_What needs to be done_: Every line with the word "DAEMON" in it should be extracted from the data that follows.

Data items

"""

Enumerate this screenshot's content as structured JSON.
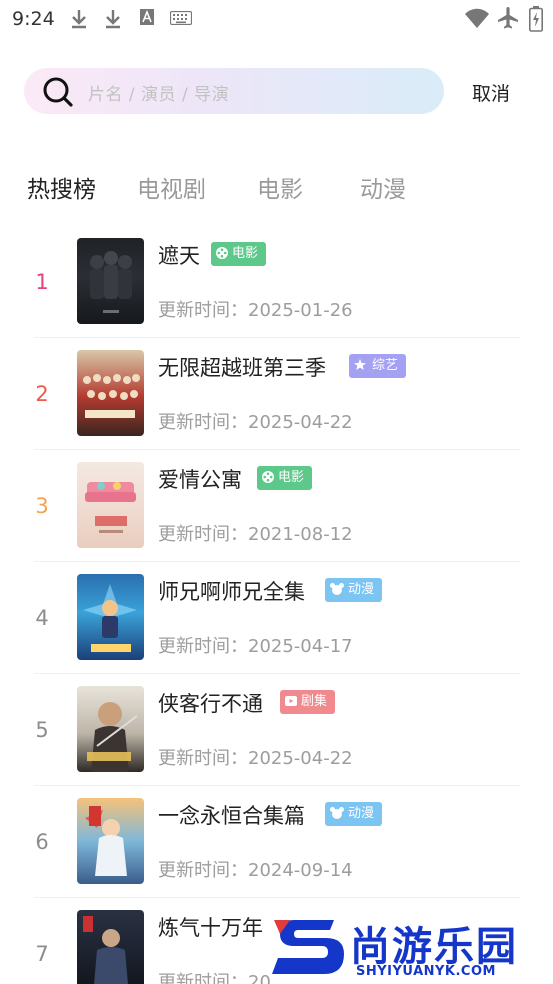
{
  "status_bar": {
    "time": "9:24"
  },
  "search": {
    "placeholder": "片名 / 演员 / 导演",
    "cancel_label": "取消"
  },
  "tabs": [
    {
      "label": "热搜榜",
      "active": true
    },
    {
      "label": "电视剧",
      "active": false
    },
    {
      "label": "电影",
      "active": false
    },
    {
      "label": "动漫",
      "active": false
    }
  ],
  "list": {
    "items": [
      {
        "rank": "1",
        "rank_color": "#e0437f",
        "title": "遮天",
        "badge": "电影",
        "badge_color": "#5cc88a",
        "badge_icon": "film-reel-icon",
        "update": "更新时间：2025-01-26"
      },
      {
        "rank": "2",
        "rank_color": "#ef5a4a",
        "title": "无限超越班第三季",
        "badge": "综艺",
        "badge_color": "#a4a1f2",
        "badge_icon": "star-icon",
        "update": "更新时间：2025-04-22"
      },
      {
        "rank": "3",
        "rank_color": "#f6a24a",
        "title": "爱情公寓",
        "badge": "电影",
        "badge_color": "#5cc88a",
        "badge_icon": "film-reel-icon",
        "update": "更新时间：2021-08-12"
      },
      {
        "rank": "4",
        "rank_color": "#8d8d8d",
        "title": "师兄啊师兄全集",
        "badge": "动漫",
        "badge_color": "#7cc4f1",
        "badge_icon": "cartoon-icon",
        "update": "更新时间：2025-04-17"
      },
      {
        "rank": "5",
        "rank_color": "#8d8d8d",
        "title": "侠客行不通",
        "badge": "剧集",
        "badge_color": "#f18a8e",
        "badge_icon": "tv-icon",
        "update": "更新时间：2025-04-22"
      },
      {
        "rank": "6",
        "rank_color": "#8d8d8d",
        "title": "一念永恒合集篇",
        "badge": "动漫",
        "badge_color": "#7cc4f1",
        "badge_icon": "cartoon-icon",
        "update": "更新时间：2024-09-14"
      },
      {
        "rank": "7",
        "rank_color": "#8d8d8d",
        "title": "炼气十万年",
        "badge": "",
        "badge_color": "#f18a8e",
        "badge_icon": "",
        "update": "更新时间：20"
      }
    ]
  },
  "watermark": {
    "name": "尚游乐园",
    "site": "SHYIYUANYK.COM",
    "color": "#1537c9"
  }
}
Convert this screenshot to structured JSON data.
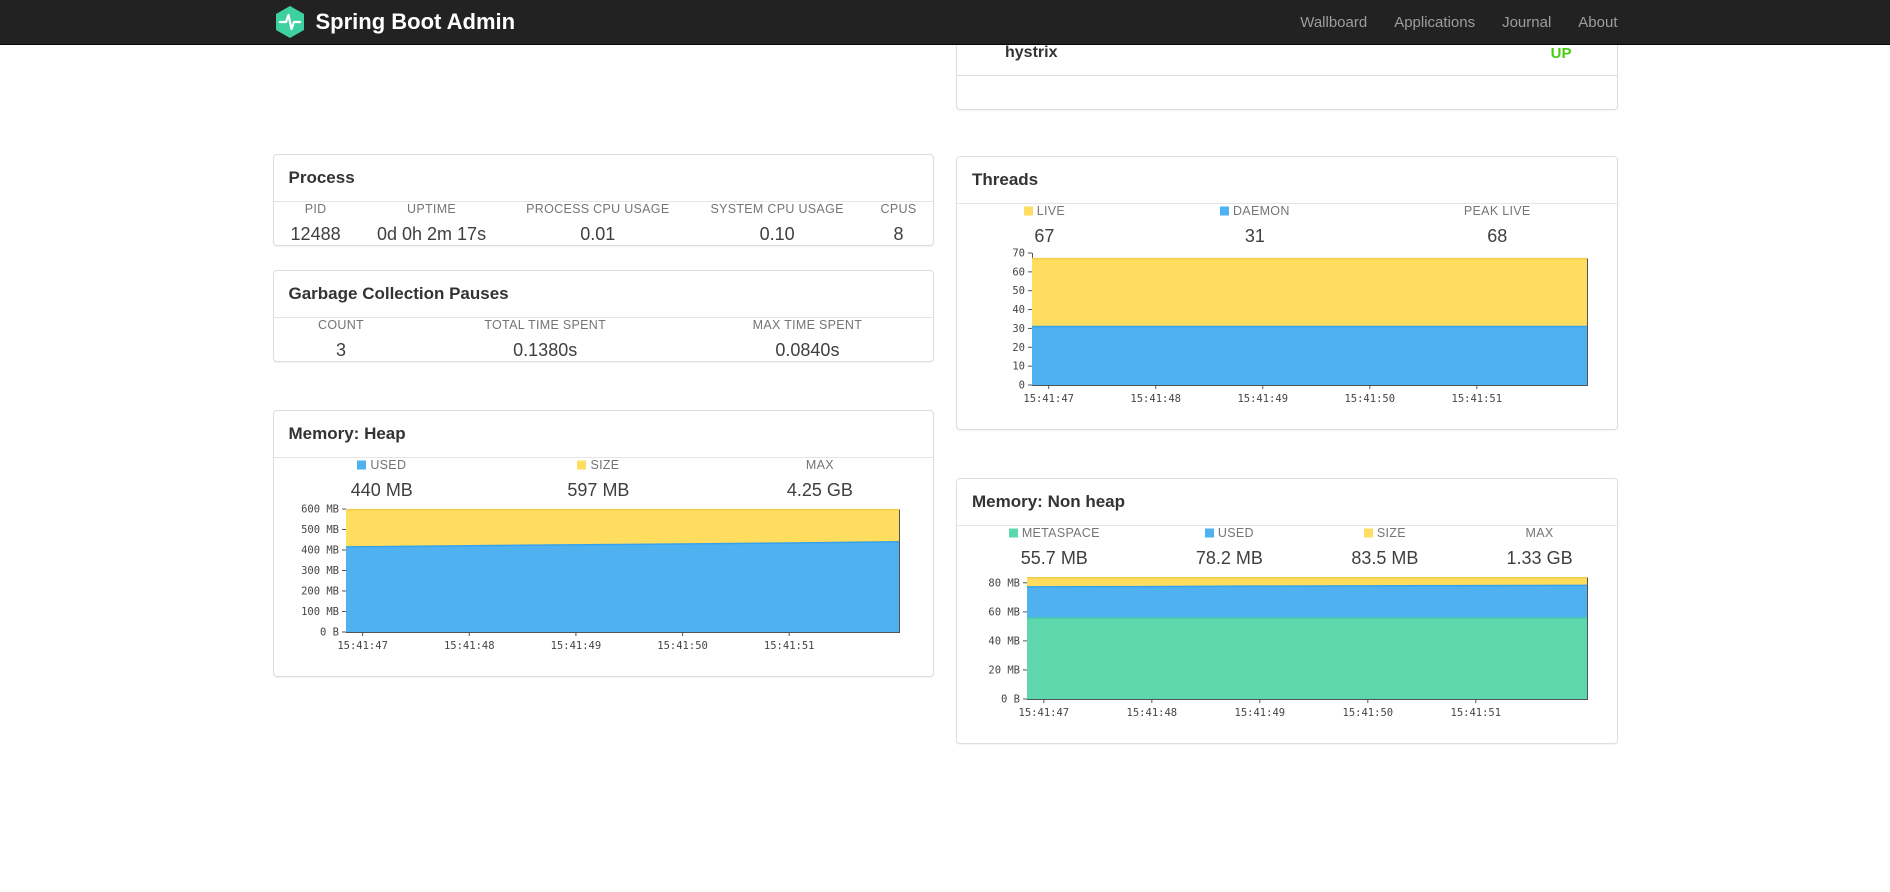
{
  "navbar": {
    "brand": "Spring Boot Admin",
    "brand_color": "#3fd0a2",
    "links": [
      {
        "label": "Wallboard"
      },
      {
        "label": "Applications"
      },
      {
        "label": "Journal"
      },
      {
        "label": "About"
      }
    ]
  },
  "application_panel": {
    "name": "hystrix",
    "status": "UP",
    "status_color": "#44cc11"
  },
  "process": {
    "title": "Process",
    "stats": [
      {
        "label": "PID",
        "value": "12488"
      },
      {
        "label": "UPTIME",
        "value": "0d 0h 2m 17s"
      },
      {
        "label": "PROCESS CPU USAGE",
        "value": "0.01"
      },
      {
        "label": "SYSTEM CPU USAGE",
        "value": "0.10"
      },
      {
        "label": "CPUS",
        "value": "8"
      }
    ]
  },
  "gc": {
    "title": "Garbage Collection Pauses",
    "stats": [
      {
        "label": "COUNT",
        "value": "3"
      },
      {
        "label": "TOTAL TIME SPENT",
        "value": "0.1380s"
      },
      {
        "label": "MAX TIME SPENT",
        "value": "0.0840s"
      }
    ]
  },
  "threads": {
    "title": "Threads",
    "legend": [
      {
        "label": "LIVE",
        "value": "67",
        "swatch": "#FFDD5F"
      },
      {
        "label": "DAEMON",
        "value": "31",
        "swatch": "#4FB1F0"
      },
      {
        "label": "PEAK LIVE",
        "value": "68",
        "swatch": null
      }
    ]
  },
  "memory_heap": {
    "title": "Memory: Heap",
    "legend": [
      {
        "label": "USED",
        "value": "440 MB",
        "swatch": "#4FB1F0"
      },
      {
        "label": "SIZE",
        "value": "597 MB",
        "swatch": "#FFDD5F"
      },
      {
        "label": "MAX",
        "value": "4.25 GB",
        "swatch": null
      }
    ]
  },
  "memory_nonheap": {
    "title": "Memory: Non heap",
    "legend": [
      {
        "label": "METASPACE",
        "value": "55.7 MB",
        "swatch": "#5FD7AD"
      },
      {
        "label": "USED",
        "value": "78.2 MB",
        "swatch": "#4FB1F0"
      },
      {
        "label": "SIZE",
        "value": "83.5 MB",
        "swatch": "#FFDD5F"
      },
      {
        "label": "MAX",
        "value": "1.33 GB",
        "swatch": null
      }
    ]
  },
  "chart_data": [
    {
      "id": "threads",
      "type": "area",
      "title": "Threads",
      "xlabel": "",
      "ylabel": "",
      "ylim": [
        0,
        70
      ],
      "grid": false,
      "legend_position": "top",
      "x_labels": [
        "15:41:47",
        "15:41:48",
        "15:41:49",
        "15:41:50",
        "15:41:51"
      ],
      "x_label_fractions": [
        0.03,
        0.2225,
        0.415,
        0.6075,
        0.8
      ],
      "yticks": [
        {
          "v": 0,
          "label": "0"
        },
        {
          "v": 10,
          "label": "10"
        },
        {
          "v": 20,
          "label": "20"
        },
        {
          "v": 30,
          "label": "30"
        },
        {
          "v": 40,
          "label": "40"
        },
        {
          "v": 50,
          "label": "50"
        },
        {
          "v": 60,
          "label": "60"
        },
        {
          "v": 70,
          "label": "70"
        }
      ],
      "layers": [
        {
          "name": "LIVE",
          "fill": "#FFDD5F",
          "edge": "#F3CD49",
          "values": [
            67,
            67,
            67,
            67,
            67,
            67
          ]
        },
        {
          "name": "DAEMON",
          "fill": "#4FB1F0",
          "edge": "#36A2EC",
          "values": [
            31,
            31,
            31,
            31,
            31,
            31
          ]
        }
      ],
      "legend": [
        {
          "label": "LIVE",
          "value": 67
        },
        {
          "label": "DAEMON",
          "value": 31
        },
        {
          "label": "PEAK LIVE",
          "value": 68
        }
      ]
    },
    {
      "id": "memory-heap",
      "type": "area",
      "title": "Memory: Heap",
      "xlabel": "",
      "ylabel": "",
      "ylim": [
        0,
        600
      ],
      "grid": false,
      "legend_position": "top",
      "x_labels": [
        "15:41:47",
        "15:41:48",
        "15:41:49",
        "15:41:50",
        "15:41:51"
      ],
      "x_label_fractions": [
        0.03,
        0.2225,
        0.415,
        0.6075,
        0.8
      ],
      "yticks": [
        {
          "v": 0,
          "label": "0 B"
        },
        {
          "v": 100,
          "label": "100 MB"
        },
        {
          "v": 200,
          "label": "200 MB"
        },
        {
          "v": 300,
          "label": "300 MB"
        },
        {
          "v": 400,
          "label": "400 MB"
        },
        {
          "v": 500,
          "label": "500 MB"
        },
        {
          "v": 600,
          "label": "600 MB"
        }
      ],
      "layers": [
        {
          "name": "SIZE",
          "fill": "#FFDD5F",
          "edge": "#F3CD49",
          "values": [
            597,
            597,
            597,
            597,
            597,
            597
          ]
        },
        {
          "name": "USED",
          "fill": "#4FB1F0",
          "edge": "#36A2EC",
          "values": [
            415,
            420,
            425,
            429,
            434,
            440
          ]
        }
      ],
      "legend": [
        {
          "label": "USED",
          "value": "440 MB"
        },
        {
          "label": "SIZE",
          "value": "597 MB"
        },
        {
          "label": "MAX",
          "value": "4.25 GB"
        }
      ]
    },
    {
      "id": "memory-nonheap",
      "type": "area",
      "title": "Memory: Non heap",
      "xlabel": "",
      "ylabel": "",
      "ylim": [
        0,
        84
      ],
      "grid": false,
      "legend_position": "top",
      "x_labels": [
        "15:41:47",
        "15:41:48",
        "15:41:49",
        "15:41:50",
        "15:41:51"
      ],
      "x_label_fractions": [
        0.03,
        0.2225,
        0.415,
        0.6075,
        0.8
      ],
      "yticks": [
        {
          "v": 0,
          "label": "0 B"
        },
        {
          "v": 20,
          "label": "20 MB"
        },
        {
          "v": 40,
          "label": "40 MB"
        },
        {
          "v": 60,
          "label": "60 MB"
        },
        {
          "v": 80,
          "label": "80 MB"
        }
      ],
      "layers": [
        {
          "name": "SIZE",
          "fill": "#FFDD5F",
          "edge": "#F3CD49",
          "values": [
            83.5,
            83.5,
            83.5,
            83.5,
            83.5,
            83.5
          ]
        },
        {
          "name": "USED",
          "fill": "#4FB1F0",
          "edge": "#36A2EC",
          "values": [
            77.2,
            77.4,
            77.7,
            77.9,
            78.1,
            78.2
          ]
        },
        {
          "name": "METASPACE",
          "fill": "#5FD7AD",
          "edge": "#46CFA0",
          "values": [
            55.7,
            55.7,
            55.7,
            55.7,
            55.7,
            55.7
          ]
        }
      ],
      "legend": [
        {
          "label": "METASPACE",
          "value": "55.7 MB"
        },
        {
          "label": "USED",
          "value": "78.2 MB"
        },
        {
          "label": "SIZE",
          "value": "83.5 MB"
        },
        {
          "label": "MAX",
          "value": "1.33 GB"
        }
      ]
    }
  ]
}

"""

_Response to this task_:
        "label": "DAEMON",
          "name": "DAEMON",
          "label": "DAEMON",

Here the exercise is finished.